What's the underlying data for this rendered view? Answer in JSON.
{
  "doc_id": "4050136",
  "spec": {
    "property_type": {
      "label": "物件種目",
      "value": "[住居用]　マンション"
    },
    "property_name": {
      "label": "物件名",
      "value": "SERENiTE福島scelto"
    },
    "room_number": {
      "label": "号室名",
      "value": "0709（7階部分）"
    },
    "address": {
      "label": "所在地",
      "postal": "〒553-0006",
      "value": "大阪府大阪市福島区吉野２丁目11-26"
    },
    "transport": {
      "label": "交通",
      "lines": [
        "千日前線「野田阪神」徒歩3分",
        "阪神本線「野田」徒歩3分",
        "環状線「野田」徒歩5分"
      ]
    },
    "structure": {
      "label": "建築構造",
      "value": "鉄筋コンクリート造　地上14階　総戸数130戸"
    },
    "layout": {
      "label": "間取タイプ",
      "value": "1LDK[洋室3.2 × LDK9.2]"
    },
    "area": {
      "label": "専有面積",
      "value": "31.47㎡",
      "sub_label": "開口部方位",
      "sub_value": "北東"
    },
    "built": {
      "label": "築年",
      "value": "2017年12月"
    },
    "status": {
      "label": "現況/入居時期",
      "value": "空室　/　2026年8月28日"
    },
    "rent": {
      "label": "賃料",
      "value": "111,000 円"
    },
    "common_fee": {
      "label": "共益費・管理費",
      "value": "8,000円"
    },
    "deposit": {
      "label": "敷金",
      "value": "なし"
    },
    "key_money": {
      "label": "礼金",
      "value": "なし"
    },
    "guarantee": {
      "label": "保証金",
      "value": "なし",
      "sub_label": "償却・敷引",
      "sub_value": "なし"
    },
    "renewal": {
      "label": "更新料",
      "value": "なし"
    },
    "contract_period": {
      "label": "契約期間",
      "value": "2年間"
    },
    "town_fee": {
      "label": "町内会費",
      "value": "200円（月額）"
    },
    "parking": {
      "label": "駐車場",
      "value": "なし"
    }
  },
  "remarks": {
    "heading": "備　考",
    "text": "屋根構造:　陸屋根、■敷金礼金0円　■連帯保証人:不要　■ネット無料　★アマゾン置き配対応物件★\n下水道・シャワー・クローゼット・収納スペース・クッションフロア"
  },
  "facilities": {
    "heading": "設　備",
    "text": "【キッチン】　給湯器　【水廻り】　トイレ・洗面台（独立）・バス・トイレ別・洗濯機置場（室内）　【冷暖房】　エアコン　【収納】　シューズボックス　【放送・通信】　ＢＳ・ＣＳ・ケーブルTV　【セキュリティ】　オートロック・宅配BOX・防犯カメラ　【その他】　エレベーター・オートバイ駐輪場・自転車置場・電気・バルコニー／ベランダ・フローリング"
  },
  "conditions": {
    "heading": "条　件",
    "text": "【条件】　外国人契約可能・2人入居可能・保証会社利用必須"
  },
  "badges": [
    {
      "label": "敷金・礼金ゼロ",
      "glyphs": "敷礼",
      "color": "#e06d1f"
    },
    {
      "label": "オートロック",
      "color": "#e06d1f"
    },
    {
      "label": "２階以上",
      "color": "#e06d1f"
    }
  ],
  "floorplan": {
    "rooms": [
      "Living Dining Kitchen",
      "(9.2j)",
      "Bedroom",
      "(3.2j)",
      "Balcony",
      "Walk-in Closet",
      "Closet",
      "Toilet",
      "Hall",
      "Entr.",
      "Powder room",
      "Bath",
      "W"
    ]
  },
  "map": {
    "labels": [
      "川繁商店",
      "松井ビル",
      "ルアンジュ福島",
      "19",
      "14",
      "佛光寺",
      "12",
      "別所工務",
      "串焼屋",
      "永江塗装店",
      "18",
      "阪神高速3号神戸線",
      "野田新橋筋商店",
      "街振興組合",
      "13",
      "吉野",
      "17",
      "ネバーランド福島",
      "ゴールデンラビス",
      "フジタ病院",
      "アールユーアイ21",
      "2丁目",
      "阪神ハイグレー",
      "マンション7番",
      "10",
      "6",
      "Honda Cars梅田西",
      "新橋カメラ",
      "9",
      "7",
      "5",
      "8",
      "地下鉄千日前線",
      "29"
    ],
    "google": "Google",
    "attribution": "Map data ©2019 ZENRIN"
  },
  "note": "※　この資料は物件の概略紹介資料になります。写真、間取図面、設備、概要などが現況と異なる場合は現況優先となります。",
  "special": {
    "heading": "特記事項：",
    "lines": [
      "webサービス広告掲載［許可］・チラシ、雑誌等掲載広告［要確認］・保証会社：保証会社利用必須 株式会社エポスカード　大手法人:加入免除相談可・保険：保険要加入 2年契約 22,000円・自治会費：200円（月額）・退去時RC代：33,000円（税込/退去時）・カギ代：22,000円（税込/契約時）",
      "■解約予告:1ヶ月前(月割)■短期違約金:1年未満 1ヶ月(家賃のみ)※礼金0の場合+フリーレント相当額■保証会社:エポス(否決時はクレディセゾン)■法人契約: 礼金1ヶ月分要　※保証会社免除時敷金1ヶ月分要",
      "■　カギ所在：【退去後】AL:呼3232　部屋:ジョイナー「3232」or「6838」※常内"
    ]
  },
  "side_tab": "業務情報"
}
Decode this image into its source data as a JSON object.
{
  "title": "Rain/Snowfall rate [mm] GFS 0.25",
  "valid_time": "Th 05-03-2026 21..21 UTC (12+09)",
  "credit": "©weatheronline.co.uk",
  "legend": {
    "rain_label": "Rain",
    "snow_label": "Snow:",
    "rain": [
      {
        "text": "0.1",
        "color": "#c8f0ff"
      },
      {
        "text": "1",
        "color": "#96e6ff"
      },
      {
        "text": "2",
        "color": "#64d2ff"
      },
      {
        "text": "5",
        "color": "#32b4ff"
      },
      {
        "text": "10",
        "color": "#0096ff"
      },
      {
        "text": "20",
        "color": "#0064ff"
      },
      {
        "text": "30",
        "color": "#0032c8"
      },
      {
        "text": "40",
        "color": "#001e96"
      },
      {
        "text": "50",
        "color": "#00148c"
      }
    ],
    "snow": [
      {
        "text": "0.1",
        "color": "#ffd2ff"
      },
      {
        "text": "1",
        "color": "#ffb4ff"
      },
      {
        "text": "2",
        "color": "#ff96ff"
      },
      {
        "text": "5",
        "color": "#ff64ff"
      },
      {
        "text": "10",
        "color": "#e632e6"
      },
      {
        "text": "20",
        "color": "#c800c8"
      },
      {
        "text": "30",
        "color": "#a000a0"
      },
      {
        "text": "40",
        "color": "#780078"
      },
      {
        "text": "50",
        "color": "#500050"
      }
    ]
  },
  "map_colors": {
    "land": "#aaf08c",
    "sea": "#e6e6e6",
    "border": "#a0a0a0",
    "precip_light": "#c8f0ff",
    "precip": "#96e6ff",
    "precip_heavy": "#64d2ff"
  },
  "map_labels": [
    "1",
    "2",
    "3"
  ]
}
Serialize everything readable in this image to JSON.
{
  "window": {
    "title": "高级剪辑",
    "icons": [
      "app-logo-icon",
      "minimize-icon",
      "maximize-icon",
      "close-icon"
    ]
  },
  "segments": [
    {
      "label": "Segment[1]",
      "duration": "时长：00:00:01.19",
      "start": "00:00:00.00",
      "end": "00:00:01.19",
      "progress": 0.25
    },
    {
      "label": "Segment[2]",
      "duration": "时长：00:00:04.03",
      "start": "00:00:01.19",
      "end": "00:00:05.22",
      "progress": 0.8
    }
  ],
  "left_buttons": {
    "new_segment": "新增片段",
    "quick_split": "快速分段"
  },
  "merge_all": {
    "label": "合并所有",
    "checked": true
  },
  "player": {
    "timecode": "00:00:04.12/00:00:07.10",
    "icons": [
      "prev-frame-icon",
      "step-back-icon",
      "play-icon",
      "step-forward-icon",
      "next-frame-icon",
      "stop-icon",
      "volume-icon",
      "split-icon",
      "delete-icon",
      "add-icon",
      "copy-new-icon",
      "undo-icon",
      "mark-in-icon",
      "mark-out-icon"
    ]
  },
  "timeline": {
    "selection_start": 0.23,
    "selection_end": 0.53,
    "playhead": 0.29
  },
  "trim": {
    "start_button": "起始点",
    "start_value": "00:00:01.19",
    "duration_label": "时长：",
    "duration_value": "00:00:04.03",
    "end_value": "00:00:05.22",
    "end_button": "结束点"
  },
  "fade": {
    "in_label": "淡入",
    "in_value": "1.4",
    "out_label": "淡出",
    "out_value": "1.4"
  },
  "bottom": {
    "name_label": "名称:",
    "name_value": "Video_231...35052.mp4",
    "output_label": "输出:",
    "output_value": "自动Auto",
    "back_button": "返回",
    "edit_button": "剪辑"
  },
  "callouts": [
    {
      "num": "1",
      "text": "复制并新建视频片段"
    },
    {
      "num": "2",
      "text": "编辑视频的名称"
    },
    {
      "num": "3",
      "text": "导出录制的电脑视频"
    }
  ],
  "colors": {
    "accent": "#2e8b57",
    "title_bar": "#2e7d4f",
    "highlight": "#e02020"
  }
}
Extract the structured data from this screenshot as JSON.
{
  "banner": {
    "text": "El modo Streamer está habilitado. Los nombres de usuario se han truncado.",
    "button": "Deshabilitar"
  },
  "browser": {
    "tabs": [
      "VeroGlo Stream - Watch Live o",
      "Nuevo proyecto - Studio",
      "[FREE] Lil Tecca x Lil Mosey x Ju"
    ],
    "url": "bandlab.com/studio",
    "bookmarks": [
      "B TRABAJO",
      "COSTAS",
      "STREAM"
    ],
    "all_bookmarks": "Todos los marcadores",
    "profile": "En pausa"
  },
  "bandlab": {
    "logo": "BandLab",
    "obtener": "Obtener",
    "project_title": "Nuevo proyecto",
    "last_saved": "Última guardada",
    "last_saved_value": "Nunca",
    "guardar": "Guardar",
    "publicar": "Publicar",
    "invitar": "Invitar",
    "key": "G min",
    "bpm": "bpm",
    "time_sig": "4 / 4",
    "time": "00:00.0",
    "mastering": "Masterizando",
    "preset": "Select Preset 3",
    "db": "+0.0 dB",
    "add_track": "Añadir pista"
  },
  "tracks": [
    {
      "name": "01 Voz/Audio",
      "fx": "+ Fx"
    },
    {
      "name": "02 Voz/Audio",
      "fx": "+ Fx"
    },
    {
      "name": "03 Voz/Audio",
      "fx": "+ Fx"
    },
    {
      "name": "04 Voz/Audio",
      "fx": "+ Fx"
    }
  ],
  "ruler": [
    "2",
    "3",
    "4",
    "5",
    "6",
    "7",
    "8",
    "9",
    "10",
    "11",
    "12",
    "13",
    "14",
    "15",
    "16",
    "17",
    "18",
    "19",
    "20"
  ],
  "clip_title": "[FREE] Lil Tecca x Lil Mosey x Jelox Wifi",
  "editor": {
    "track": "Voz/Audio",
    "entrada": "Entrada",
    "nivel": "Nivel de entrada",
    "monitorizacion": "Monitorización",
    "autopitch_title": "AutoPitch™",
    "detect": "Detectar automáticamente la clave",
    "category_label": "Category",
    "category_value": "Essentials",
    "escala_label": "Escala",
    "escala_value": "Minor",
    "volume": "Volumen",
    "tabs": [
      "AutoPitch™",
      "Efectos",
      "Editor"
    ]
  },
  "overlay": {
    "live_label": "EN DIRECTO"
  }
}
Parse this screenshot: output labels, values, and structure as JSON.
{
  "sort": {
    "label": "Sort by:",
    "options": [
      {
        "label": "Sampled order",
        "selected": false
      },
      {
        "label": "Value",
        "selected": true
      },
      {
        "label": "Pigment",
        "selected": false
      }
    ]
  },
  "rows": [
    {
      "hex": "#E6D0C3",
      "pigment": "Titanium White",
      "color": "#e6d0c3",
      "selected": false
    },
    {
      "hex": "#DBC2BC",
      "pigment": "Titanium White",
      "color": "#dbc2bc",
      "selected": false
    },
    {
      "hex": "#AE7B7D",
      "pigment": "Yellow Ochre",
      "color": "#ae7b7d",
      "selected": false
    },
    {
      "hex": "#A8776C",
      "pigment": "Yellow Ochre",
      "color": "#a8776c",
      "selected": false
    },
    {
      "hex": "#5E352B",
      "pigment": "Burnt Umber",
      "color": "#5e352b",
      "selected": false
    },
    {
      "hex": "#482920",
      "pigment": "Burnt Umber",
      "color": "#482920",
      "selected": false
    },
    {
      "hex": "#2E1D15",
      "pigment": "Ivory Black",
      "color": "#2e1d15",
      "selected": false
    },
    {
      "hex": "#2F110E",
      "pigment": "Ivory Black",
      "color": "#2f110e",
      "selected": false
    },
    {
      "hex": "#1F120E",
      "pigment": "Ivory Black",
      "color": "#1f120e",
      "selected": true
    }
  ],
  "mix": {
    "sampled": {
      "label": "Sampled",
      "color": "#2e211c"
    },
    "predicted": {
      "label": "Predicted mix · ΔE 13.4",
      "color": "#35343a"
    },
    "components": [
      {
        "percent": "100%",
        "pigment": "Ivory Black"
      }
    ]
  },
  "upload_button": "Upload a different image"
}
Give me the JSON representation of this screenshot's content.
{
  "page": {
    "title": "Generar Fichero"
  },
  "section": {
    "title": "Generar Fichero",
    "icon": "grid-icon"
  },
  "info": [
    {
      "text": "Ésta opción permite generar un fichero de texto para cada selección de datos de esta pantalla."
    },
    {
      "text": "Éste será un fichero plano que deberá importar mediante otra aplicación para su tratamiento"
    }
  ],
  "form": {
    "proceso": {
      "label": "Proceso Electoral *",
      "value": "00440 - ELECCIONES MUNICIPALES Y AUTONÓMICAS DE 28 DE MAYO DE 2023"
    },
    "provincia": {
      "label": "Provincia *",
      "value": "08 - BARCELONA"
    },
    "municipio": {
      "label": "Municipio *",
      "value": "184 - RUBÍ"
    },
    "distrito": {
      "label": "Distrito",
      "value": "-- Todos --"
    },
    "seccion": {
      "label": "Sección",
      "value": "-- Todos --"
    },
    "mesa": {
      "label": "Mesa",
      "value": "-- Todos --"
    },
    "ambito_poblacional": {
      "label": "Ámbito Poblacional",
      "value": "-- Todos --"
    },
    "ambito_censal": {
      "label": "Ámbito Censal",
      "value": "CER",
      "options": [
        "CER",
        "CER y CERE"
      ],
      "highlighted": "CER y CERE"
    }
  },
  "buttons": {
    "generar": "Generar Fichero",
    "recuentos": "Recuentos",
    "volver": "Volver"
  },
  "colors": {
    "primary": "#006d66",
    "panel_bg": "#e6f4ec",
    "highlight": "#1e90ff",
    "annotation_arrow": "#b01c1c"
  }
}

- Stated problem -
Check each line of the entries for the string "Mosey". Copy the lines that have it.

- Solution for this task -
      "[FREE] Lil Tecca x Lil Mosey x Ju"
  "clip_title": "[FREE] Lil Tecca x Lil Mosey x Jelox Wifi",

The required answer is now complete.